**The problem**:
Without the pictures, give the entries below again exactly as written.

(Dataset entries on figures)
________________________________________
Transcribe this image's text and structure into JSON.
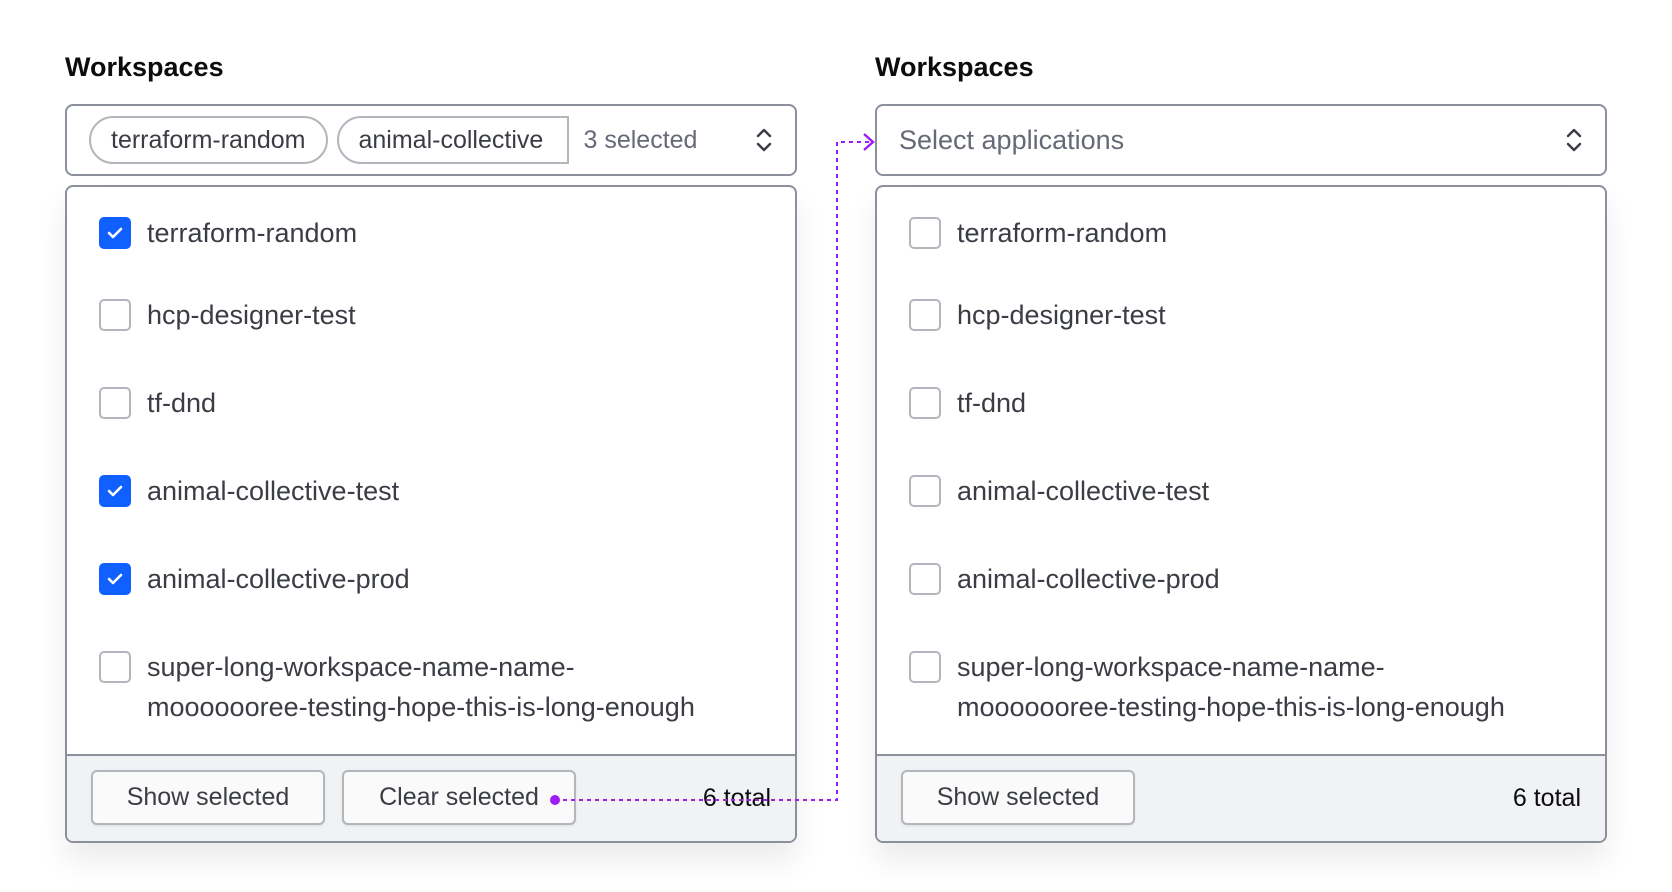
{
  "left": {
    "title": "Workspaces",
    "tags": [
      "terraform-random",
      "animal-collective"
    ],
    "selected_count": "3 selected",
    "options": [
      {
        "label": "terraform-random",
        "checked": true
      },
      {
        "label": "hcp-designer-test",
        "checked": false
      },
      {
        "label": "tf-dnd",
        "checked": false
      },
      {
        "label": "animal-collective-test",
        "checked": true
      },
      {
        "label": "animal-collective-prod",
        "checked": true
      },
      {
        "label": "super-long-workspace-name-name-mooooooree-testing-hope-this-is-long-enough",
        "checked": false
      }
    ],
    "show_selected": "Show selected",
    "clear_selected": "Clear selected",
    "total": "6 total"
  },
  "right": {
    "title": "Workspaces",
    "placeholder": "Select applications",
    "options": [
      {
        "label": "terraform-random",
        "checked": false
      },
      {
        "label": "hcp-designer-test",
        "checked": false
      },
      {
        "label": "tf-dnd",
        "checked": false
      },
      {
        "label": "animal-collective-test",
        "checked": false
      },
      {
        "label": "animal-collective-prod",
        "checked": false
      },
      {
        "label": "super-long-workspace-name-name-mooooooree-testing-hope-this-is-long-enough",
        "checked": false
      }
    ],
    "show_selected": "Show selected",
    "total": "6 total"
  },
  "colors": {
    "accent": "#1060ff",
    "annotation": "#9d1df2",
    "border": "#8c909c"
  }
}
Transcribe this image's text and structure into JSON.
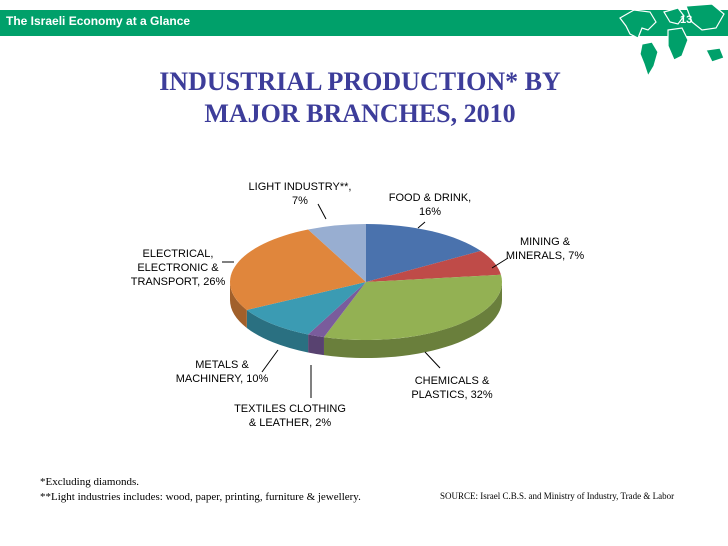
{
  "header": {
    "title": "The Israeli Economy at a Glance",
    "page_number": "13",
    "bar_color": "#00a06a",
    "icon": "world-map-icon"
  },
  "slide": {
    "title_line1": "INDUSTRIAL PRODUCTION* BY",
    "title_line2": "MAJOR BRANCHES, 2010"
  },
  "footnotes": {
    "note1": "*Excluding diamonds.",
    "note2": "**Light industries includes: wood, paper, printing, furniture & jewellery.",
    "source": "SOURCE: Israel C.B.S. and Ministry of Industry, Trade & Labor"
  },
  "chart_data": {
    "type": "pie",
    "title": "",
    "slices": [
      {
        "name": "FOOD & DRINK",
        "value": 16,
        "label_lines": [
          "FOOD & DRINK,",
          "16%"
        ],
        "color": "#4a72ad"
      },
      {
        "name": "MINING & MINERALS",
        "value": 7,
        "label_lines": [
          "MINING &",
          "MINERALS, 7%"
        ],
        "color": "#bf4b48"
      },
      {
        "name": "CHEMICALS & PLASTICS",
        "value": 32,
        "label_lines": [
          "CHEMICALS &",
          "PLASTICS, 32%"
        ],
        "color": "#93b153"
      },
      {
        "name": "TEXTILES CLOTHING & LEATHER",
        "value": 2,
        "label_lines": [
          "TEXTILES CLOTHING",
          "& LEATHER, 2%"
        ],
        "color": "#7a5c9c"
      },
      {
        "name": "METALS & MACHINERY",
        "value": 10,
        "label_lines": [
          "METALS &",
          "MACHINERY, 10%"
        ],
        "color": "#3b9bb3"
      },
      {
        "name": "ELECTRICAL, ELECTRONIC & TRANSPORT",
        "value": 26,
        "label_lines": [
          "ELECTRICAL,",
          "ELECTRONIC &",
          "TRANSPORT, 26%"
        ],
        "color": "#e0863c"
      },
      {
        "name": "LIGHT INDUSTRY**",
        "value": 7,
        "label_lines": [
          "LIGHT INDUSTRY**,",
          "7%"
        ],
        "color": "#98aed1"
      }
    ]
  }
}
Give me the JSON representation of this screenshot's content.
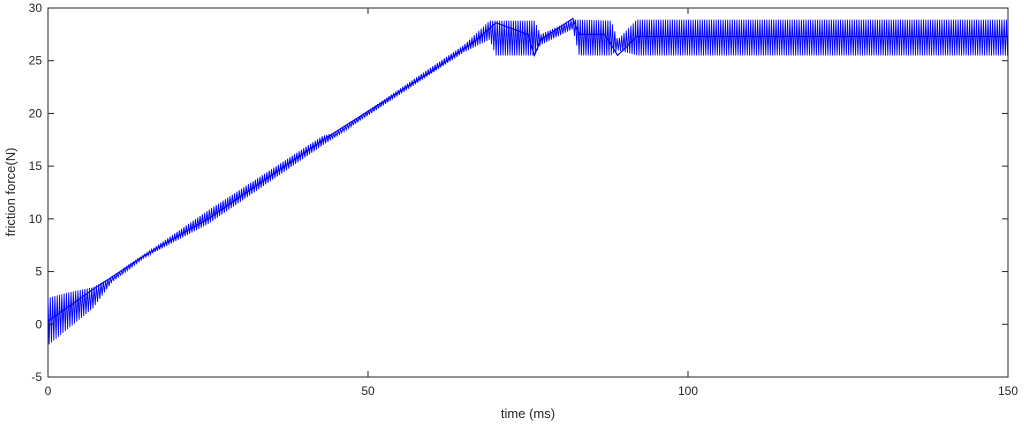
{
  "chart_data": {
    "type": "line",
    "title": "",
    "xlabel": "time (ms)",
    "ylabel": "friction force(N)",
    "xlim": [
      0,
      150
    ],
    "ylim": [
      -5,
      30
    ],
    "xticks": [
      0,
      50,
      100,
      150
    ],
    "yticks": [
      -5,
      0,
      5,
      10,
      15,
      20,
      25,
      30
    ],
    "grid": false,
    "legend": "none",
    "series": [
      {
        "color": "#0000ff",
        "x": [
          0,
          7,
          15,
          25,
          43,
          50,
          60,
          67,
          70,
          75,
          76,
          77,
          82,
          83,
          87,
          89,
          92,
          100,
          110,
          120,
          130,
          140,
          150
        ],
        "y": [
          0.3,
          3.3,
          6.5,
          10.0,
          17.5,
          20.2,
          24.0,
          27.0,
          28.6,
          27.5,
          25.5,
          27.0,
          29.0,
          27.5,
          27.5,
          25.5,
          27.3,
          27.3,
          27.3,
          27.3,
          27.3,
          27.3,
          27.3
        ],
        "oscillation_band": {
          "x": [
            0,
            3,
            7,
            10,
            15,
            25,
            43,
            45,
            65,
            69,
            70,
            76,
            77,
            82,
            83,
            88,
            89,
            92,
            150
          ],
          "lower": [
            -2.0,
            -0.5,
            1.5,
            4.0,
            6.3,
            9.5,
            17.0,
            17.8,
            25.8,
            27.0,
            25.5,
            25.5,
            26.5,
            28.0,
            25.5,
            25.5,
            26.0,
            25.5,
            25.5
          ],
          "upper": [
            2.5,
            3.0,
            3.5,
            4.5,
            6.6,
            10.8,
            17.9,
            18.2,
            26.5,
            28.8,
            28.8,
            28.8,
            27.5,
            28.9,
            28.9,
            28.8,
            27.0,
            28.9,
            28.9
          ]
        }
      }
    ]
  }
}
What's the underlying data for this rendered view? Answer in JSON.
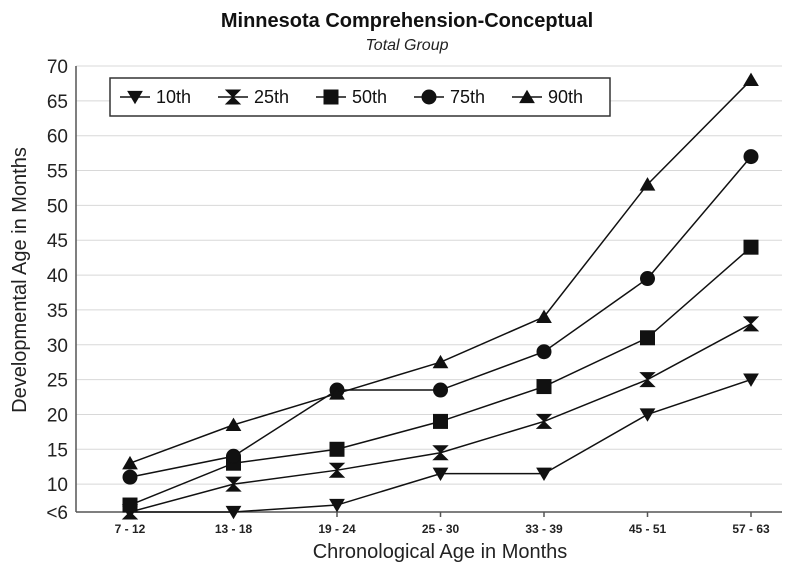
{
  "chart_data": {
    "type": "line",
    "title": "Minnesota Comprehension-Conceptual",
    "subtitle": "Total Group",
    "xlabel": "Chronological Age in Months",
    "ylabel": "Developmental Age in Months",
    "categories": [
      "7 - 12",
      "13 - 18",
      "19 - 24",
      "25 - 30",
      "33 - 39",
      "45 - 51",
      "57 - 63"
    ],
    "ylim": [
      6,
      70
    ],
    "yticks": [
      6,
      10,
      15,
      20,
      25,
      30,
      35,
      40,
      45,
      50,
      55,
      60,
      65,
      70
    ],
    "ytick_labels": [
      "<6",
      "10",
      "15",
      "20",
      "25",
      "30",
      "35",
      "40",
      "45",
      "50",
      "55",
      "60",
      "65",
      "70"
    ],
    "grid": true,
    "legend_position": "top-left",
    "series": [
      {
        "name": "10th",
        "marker": "triangle-down",
        "values": [
          6,
          6,
          7,
          11.5,
          11.5,
          20,
          25
        ]
      },
      {
        "name": "25th",
        "marker": "bowtie",
        "values": [
          6,
          10,
          12,
          14.5,
          19,
          25,
          33
        ]
      },
      {
        "name": "50th",
        "marker": "square",
        "values": [
          7,
          13,
          15,
          19,
          24,
          31,
          44
        ]
      },
      {
        "name": "75th",
        "marker": "circle",
        "values": [
          11,
          14,
          23.5,
          23.5,
          29,
          39.5,
          57
        ]
      },
      {
        "name": "90th",
        "marker": "triangle-up",
        "values": [
          13,
          18.5,
          23,
          27.5,
          34,
          53,
          68
        ]
      }
    ]
  }
}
________________________________________
**Exercise result**:
Transcribe this image's text and structure into JSON.
{
  "left": {
    "title": "Workspaces",
    "tags": [
      "terraform-random",
      "animal-collective"
    ],
    "selected_count": "3 selected",
    "options": [
      {
        "label": "terraform-random",
        "checked": true
      },
      {
        "label": "hcp-designer-test",
        "checked": false
      },
      {
        "label": "tf-dnd",
        "checked": false
      },
      {
        "label": "animal-collective-test",
        "checked": true
      },
      {
        "label": "animal-collective-prod",
        "checked": true
      },
      {
        "label": "super-long-workspace-name-name-mooooooree-testing-hope-this-is-long-enough",
        "checked": false
      }
    ],
    "show_selected": "Show selected",
    "clear_selected": "Clear selected",
    "total": "6 total"
  },
  "right": {
    "title": "Workspaces",
    "placeholder": "Select applications",
    "options": [
      {
        "label": "terraform-random",
        "checked": false
      },
      {
        "label": "hcp-designer-test",
        "checked": false
      },
      {
        "label": "tf-dnd",
        "checked": false
      },
      {
        "label": "animal-collective-test",
        "checked": false
      },
      {
        "label": "animal-collective-prod",
        "checked": false
      },
      {
        "label": "super-long-workspace-name-name-mooooooree-testing-hope-this-is-long-enough",
        "checked": false
      }
    ],
    "show_selected": "Show selected",
    "total": "6 total"
  },
  "colors": {
    "accent": "#1060ff",
    "annotation": "#9d1df2",
    "border": "#8c909c"
  }
}
Transcribe this image's text and structure into JSON.
{
  "header": {
    "title": "The Israeli Economy at a Glance",
    "page_number": "13",
    "bar_color": "#00a06a",
    "icon": "world-map-icon"
  },
  "slide": {
    "title_line1": "INDUSTRIAL PRODUCTION* BY",
    "title_line2": "MAJOR BRANCHES, 2010"
  },
  "footnotes": {
    "note1": "*Excluding diamonds.",
    "note2": "**Light industries includes: wood, paper, printing, furniture & jewellery.",
    "source": "SOURCE: Israel C.B.S. and Ministry of Industry, Trade & Labor"
  },
  "chart_data": {
    "type": "pie",
    "title": "",
    "slices": [
      {
        "name": "FOOD & DRINK",
        "value": 16,
        "label_lines": [
          "FOOD & DRINK,",
          "16%"
        ],
        "color": "#4a72ad"
      },
      {
        "name": "MINING & MINERALS",
        "value": 7,
        "label_lines": [
          "MINING &",
          "MINERALS, 7%"
        ],
        "color": "#bf4b48"
      },
      {
        "name": "CHEMICALS & PLASTICS",
        "value": 32,
        "label_lines": [
          "CHEMICALS &",
          "PLASTICS, 32%"
        ],
        "color": "#93b153"
      },
      {
        "name": "TEXTILES CLOTHING & LEATHER",
        "value": 2,
        "label_lines": [
          "TEXTILES CLOTHING",
          "& LEATHER, 2%"
        ],
        "color": "#7a5c9c"
      },
      {
        "name": "METALS & MACHINERY",
        "value": 10,
        "label_lines": [
          "METALS &",
          "MACHINERY, 10%"
        ],
        "color": "#3b9bb3"
      },
      {
        "name": "ELECTRICAL, ELECTRONIC & TRANSPORT",
        "value": 26,
        "label_lines": [
          "ELECTRICAL,",
          "ELECTRONIC &",
          "TRANSPORT, 26%"
        ],
        "color": "#e0863c"
      },
      {
        "name": "LIGHT INDUSTRY**",
        "value": 7,
        "label_lines": [
          "LIGHT INDUSTRY**,",
          "7%"
        ],
        "color": "#98aed1"
      }
    ]
  }
}
Give me the JSON representation of this screenshot's content.
{
  "chart_data": {
    "type": "line",
    "title": "",
    "xlabel": "time (ms)",
    "ylabel": "friction force(N)",
    "xlim": [
      0,
      150
    ],
    "ylim": [
      -5,
      30
    ],
    "xticks": [
      0,
      50,
      100,
      150
    ],
    "yticks": [
      -5,
      0,
      5,
      10,
      15,
      20,
      25,
      30
    ],
    "grid": false,
    "legend": "none",
    "series": [
      {
        "color": "#0000ff",
        "x": [
          0,
          7,
          15,
          25,
          43,
          50,
          60,
          67,
          70,
          75,
          76,
          77,
          82,
          83,
          87,
          89,
          92,
          100,
          110,
          120,
          130,
          140,
          150
        ],
        "y": [
          0.3,
          3.3,
          6.5,
          10.0,
          17.5,
          20.2,
          24.0,
          27.0,
          28.6,
          27.5,
          25.5,
          27.0,
          29.0,
          27.5,
          27.5,
          25.5,
          27.3,
          27.3,
          27.3,
          27.3,
          27.3,
          27.3,
          27.3
        ],
        "oscillation_band": {
          "x": [
            0,
            3,
            7,
            10,
            15,
            25,
            43,
            45,
            65,
            69,
            70,
            76,
            77,
            82,
            83,
            88,
            89,
            92,
            150
          ],
          "lower": [
            -2.0,
            -0.5,
            1.5,
            4.0,
            6.3,
            9.5,
            17.0,
            17.8,
            25.8,
            27.0,
            25.5,
            25.5,
            26.5,
            28.0,
            25.5,
            25.5,
            26.0,
            25.5,
            25.5
          ],
          "upper": [
            2.5,
            3.0,
            3.5,
            4.5,
            6.6,
            10.8,
            17.9,
            18.2,
            26.5,
            28.8,
            28.8,
            28.8,
            27.5,
            28.9,
            28.9,
            28.8,
            27.0,
            28.9,
            28.9
          ]
        }
      }
    ]
  }
}
What's the underlying data for this rendered view? Answer in JSON.
{
  "chart_data": {
    "type": "line",
    "title": "Minnesota Comprehension-Conceptual",
    "subtitle": "Total Group",
    "xlabel": "Chronological Age in Months",
    "ylabel": "Developmental Age in Months",
    "categories": [
      "7 - 12",
      "13 - 18",
      "19 - 24",
      "25 - 30",
      "33 - 39",
      "45 - 51",
      "57 - 63"
    ],
    "ylim": [
      6,
      70
    ],
    "yticks": [
      6,
      10,
      15,
      20,
      25,
      30,
      35,
      40,
      45,
      50,
      55,
      60,
      65,
      70
    ],
    "ytick_labels": [
      "<6",
      "10",
      "15",
      "20",
      "25",
      "30",
      "35",
      "40",
      "45",
      "50",
      "55",
      "60",
      "65",
      "70"
    ],
    "grid": true,
    "legend_position": "top-left",
    "series": [
      {
        "name": "10th",
        "marker": "triangle-down",
        "values": [
          6,
          6,
          7,
          11.5,
          11.5,
          20,
          25
        ]
      },
      {
        "name": "25th",
        "marker": "bowtie",
        "values": [
          6,
          10,
          12,
          14.5,
          19,
          25,
          33
        ]
      },
      {
        "name": "50th",
        "marker": "square",
        "values": [
          7,
          13,
          15,
          19,
          24,
          31,
          44
        ]
      },
      {
        "name": "75th",
        "marker": "circle",
        "values": [
          11,
          14,
          23.5,
          23.5,
          29,
          39.5,
          57
        ]
      },
      {
        "name": "90th",
        "marker": "triangle-up",
        "values": [
          13,
          18.5,
          23,
          27.5,
          34,
          53,
          68
        ]
      }
    ]
  }
}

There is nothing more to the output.